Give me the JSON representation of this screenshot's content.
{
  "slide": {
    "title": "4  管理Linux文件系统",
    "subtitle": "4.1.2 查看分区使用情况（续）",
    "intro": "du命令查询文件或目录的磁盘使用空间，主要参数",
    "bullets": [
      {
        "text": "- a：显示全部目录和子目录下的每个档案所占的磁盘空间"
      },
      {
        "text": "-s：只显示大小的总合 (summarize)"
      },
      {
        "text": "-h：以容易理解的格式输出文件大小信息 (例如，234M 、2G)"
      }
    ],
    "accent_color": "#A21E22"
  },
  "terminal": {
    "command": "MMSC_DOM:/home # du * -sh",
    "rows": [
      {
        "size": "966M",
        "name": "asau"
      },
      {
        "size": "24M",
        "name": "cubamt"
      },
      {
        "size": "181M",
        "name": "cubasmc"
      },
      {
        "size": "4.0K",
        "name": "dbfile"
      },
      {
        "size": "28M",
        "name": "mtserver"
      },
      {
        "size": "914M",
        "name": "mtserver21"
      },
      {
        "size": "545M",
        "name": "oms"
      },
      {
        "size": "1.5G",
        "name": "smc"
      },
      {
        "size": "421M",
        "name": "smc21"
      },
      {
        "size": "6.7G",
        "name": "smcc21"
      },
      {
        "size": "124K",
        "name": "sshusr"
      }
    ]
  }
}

» **Requirements**: Extract every entry in the listing word for word.

» **Right answer**:
Give me the JSON representation of this screenshot's content.
{
  "slide": {
    "title": "4  管理Linux文件系统",
    "subtitle": "4.1.2 查看分区使用情况（续）",
    "intro": "du命令查询文件或目录的磁盘使用空间，主要参数",
    "bullets": [
      {
        "text": "- a：显示全部目录和子目录下的每个档案所占的磁盘空间"
      },
      {
        "text": "-s：只显示大小的总合 (summarize)"
      },
      {
        "text": "-h：以容易理解的格式输出文件大小信息 (例如，234M 、2G)"
      }
    ],
    "accent_color": "#A21E22"
  },
  "terminal": {
    "command": "MMSC_DOM:/home # du * -sh",
    "rows": [
      {
        "size": "966M",
        "name": "asau"
      },
      {
        "size": "24M",
        "name": "cubamt"
      },
      {
        "size": "181M",
        "name": "cubasmc"
      },
      {
        "size": "4.0K",
        "name": "dbfile"
      },
      {
        "size": "28M",
        "name": "mtserver"
      },
      {
        "size": "914M",
        "name": "mtserver21"
      },
      {
        "size": "545M",
        "name": "oms"
      },
      {
        "size": "1.5G",
        "name": "smc"
      },
      {
        "size": "421M",
        "name": "smc21"
      },
      {
        "size": "6.7G",
        "name": "smcc21"
      },
      {
        "size": "124K",
        "name": "sshusr"
      }
    ]
  }
}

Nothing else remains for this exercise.